WRITTEN PROBLEM. Leave the pictures out and transcribe every record exactly.

.....

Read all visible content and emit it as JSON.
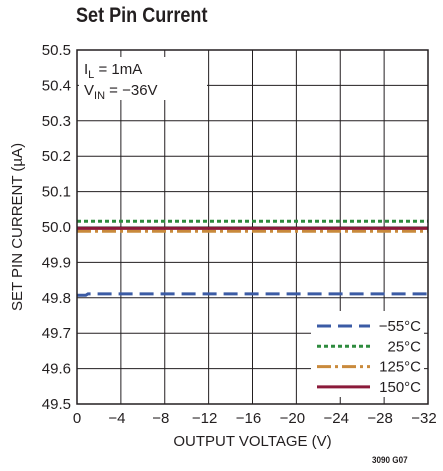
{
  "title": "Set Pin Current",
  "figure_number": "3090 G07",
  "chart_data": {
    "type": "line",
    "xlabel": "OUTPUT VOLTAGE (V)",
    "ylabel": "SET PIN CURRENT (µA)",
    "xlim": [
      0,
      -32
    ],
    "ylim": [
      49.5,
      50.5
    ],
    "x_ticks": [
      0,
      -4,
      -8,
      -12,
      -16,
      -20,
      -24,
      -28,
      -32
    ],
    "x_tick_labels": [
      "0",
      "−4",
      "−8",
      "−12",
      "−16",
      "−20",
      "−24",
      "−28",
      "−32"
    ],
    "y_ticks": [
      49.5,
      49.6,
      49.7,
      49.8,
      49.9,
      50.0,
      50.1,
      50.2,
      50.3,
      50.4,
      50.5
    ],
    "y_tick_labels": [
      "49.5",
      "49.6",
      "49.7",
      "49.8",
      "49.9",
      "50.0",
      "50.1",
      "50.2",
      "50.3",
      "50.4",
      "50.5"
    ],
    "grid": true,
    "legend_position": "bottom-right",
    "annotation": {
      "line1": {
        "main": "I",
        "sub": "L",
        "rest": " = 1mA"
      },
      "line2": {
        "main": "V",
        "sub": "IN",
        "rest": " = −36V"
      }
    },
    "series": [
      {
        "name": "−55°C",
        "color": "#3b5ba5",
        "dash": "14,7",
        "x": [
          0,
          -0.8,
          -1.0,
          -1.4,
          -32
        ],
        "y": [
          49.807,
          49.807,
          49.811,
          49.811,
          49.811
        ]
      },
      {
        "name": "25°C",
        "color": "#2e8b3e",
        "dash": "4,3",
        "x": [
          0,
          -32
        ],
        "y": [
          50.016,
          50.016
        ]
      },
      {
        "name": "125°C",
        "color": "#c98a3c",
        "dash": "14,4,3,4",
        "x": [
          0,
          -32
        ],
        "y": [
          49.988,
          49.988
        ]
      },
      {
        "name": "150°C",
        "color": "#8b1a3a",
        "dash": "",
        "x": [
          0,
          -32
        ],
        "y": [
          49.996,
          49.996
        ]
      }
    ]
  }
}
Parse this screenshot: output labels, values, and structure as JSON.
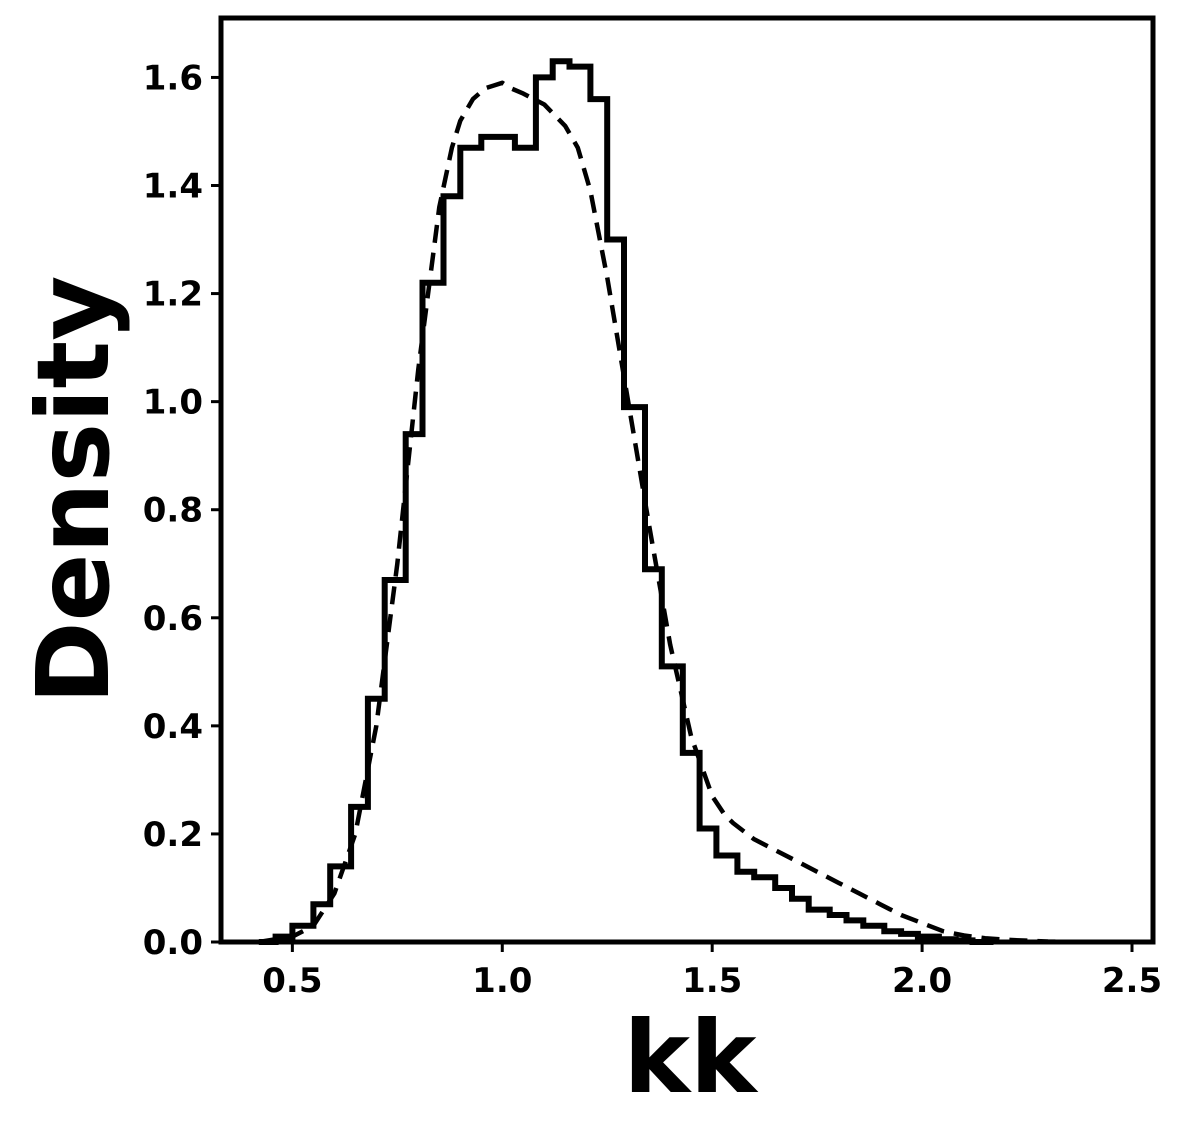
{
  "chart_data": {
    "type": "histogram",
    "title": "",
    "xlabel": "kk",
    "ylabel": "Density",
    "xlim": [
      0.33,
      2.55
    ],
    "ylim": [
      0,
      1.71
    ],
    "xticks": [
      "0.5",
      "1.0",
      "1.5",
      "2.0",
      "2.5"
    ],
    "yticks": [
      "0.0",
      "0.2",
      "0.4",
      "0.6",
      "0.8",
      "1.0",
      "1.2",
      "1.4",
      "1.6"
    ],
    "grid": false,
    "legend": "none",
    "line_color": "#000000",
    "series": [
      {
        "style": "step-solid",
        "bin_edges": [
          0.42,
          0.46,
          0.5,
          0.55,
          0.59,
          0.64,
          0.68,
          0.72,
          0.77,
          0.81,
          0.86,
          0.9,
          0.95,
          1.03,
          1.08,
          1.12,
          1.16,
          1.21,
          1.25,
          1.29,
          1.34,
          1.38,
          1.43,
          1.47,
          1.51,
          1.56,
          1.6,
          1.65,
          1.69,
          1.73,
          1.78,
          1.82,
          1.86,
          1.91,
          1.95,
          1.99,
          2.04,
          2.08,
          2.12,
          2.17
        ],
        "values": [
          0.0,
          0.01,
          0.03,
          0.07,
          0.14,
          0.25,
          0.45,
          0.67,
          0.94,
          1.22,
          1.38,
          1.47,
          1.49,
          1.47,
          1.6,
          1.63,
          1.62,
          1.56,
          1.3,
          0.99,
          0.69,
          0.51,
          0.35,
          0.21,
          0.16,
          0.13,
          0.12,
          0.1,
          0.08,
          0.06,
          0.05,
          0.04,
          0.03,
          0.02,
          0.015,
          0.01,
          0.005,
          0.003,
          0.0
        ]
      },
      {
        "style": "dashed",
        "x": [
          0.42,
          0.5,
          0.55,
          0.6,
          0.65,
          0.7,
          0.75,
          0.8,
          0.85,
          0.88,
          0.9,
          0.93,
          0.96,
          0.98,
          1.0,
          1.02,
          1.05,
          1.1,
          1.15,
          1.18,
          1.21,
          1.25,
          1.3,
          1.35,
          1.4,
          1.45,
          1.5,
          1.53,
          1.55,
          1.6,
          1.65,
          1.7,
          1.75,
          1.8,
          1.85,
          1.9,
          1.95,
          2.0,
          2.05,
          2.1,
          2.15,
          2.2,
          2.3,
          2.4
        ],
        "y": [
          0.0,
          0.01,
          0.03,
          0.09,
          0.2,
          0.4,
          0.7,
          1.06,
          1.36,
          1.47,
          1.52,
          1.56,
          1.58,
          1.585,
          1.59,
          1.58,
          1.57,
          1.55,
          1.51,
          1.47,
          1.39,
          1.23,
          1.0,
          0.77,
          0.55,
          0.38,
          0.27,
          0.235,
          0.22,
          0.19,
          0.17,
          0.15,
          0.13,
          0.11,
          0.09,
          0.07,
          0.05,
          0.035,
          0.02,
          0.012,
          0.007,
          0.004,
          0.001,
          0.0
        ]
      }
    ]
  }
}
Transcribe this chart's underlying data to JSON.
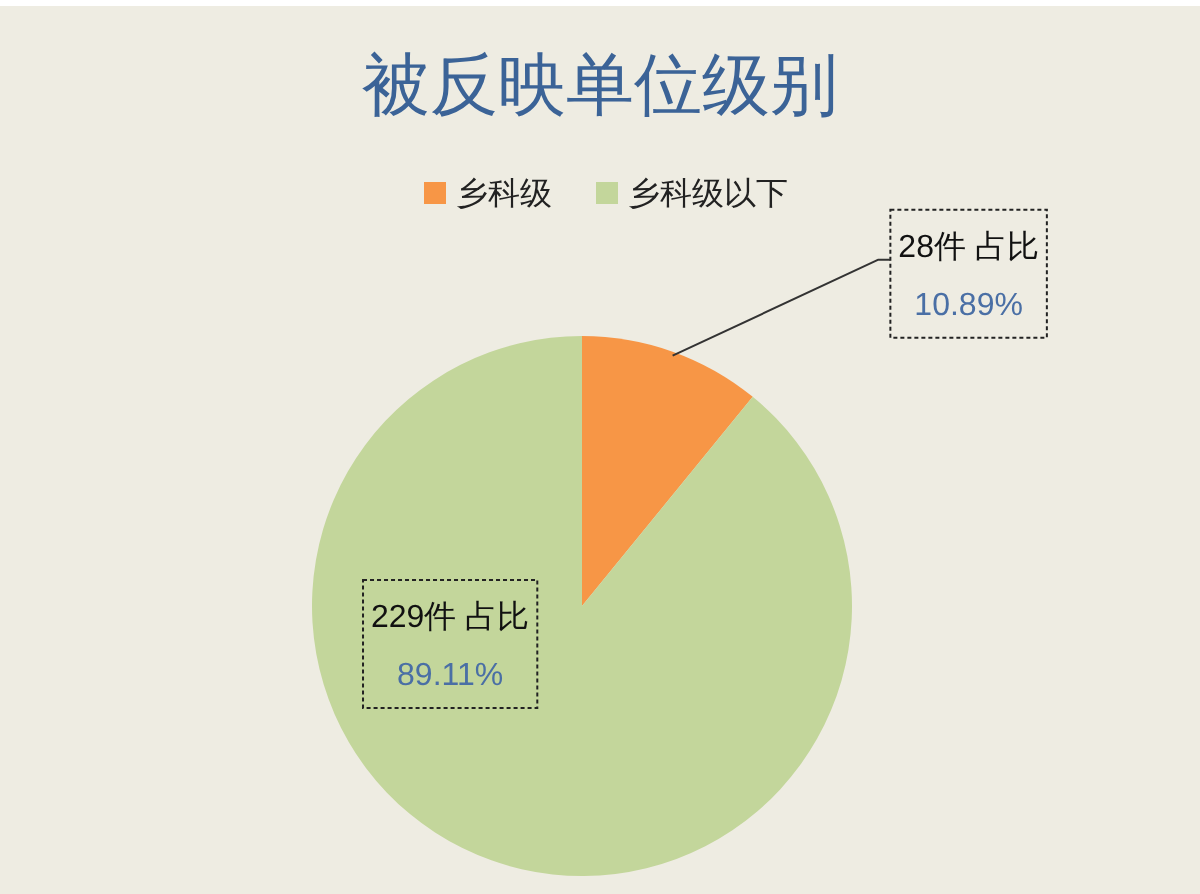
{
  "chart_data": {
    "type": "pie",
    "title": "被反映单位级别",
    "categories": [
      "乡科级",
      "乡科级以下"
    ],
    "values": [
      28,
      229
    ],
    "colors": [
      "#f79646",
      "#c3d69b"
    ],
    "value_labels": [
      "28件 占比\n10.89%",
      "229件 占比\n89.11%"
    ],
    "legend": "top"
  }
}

.....

TASK RESPONSE.
Read all visible content and emit it as JSON.
{
  "title": "Set Pin Current",
  "figure_number": "3090 G07",
  "chart_data": {
    "type": "line",
    "xlabel": "OUTPUT VOLTAGE (V)",
    "ylabel": "SET PIN CURRENT (µA)",
    "xlim": [
      0,
      -32
    ],
    "ylim": [
      49.5,
      50.5
    ],
    "x_ticks": [
      0,
      -4,
      -8,
      -12,
      -16,
      -20,
      -24,
      -28,
      -32
    ],
    "x_tick_labels": [
      "0",
      "−4",
      "−8",
      "−12",
      "−16",
      "−20",
      "−24",
      "−28",
      "−32"
    ],
    "y_ticks": [
      49.5,
      49.6,
      49.7,
      49.8,
      49.9,
      50.0,
      50.1,
      50.2,
      50.3,
      50.4,
      50.5
    ],
    "y_tick_labels": [
      "49.5",
      "49.6",
      "49.7",
      "49.8",
      "49.9",
      "50.0",
      "50.1",
      "50.2",
      "50.3",
      "50.4",
      "50.5"
    ],
    "grid": true,
    "legend_position": "bottom-right",
    "annotation": {
      "line1": {
        "main": "I",
        "sub": "L",
        "rest": " = 1mA"
      },
      "line2": {
        "main": "V",
        "sub": "IN",
        "rest": " = −36V"
      }
    },
    "series": [
      {
        "name": "−55°C",
        "color": "#3b5ba5",
        "dash": "14,7",
        "x": [
          0,
          -0.8,
          -1.0,
          -1.4,
          -32
        ],
        "y": [
          49.807,
          49.807,
          49.811,
          49.811,
          49.811
        ]
      },
      {
        "name": "25°C",
        "color": "#2e8b3e",
        "dash": "4,3",
        "x": [
          0,
          -32
        ],
        "y": [
          50.016,
          50.016
        ]
      },
      {
        "name": "125°C",
        "color": "#c98a3c",
        "dash": "14,4,3,4",
        "x": [
          0,
          -32
        ],
        "y": [
          49.988,
          49.988
        ]
      },
      {
        "name": "150°C",
        "color": "#8b1a3a",
        "dash": "",
        "x": [
          0,
          -32
        ],
        "y": [
          49.996,
          49.996
        ]
      }
    ]
  }
}
Parse this screenshot: output labels, values, and structure as JSON.
{
  "chart_data": {
    "type": "histogram",
    "title": "",
    "xlabel": "kk",
    "ylabel": "Density",
    "xlim": [
      0.33,
      2.55
    ],
    "ylim": [
      0,
      1.71
    ],
    "xticks": [
      "0.5",
      "1.0",
      "1.5",
      "2.0",
      "2.5"
    ],
    "yticks": [
      "0.0",
      "0.2",
      "0.4",
      "0.6",
      "0.8",
      "1.0",
      "1.2",
      "1.4",
      "1.6"
    ],
    "grid": false,
    "legend": "none",
    "line_color": "#000000",
    "series": [
      {
        "style": "step-solid",
        "bin_edges": [
          0.42,
          0.46,
          0.5,
          0.55,
          0.59,
          0.64,
          0.68,
          0.72,
          0.77,
          0.81,
          0.86,
          0.9,
          0.95,
          1.03,
          1.08,
          1.12,
          1.16,
          1.21,
          1.25,
          1.29,
          1.34,
          1.38,
          1.43,
          1.47,
          1.51,
          1.56,
          1.6,
          1.65,
          1.69,
          1.73,
          1.78,
          1.82,
          1.86,
          1.91,
          1.95,
          1.99,
          2.04,
          2.08,
          2.12,
          2.17
        ],
        "values": [
          0.0,
          0.01,
          0.03,
          0.07,
          0.14,
          0.25,
          0.45,
          0.67,
          0.94,
          1.22,
          1.38,
          1.47,
          1.49,
          1.47,
          1.6,
          1.63,
          1.62,
          1.56,
          1.3,
          0.99,
          0.69,
          0.51,
          0.35,
          0.21,
          0.16,
          0.13,
          0.12,
          0.1,
          0.08,
          0.06,
          0.05,
          0.04,
          0.03,
          0.02,
          0.015,
          0.01,
          0.005,
          0.003,
          0.0
        ]
      },
      {
        "style": "dashed",
        "x": [
          0.42,
          0.5,
          0.55,
          0.6,
          0.65,
          0.7,
          0.75,
          0.8,
          0.85,
          0.88,
          0.9,
          0.93,
          0.96,
          0.98,
          1.0,
          1.02,
          1.05,
          1.1,
          1.15,
          1.18,
          1.21,
          1.25,
          1.3,
          1.35,
          1.4,
          1.45,
          1.5,
          1.53,
          1.55,
          1.6,
          1.65,
          1.7,
          1.75,
          1.8,
          1.85,
          1.9,
          1.95,
          2.0,
          2.05,
          2.1,
          2.15,
          2.2,
          2.3,
          2.4
        ],
        "y": [
          0.0,
          0.01,
          0.03,
          0.09,
          0.2,
          0.4,
          0.7,
          1.06,
          1.36,
          1.47,
          1.52,
          1.56,
          1.58,
          1.585,
          1.59,
          1.58,
          1.57,
          1.55,
          1.51,
          1.47,
          1.39,
          1.23,
          1.0,
          0.77,
          0.55,
          0.38,
          0.27,
          0.235,
          0.22,
          0.19,
          0.17,
          0.15,
          0.13,
          0.11,
          0.09,
          0.07,
          0.05,
          0.035,
          0.02,
          0.012,
          0.007,
          0.004,
          0.001,
          0.0
        ]
      }
    ]
  }
}
Transcribe this chart's underlying data to JSON.
{
  "chart_data": {
    "type": "pie",
    "title": "被反映单位级别",
    "categories": [
      "乡科级",
      "乡科级以下"
    ],
    "values": [
      28,
      229
    ],
    "colors": [
      "#f79646",
      "#c3d69b"
    ],
    "value_labels": [
      "28件 占比\n10.89%",
      "229件 占比\n89.11%"
    ],
    "legend": "top"
  }
}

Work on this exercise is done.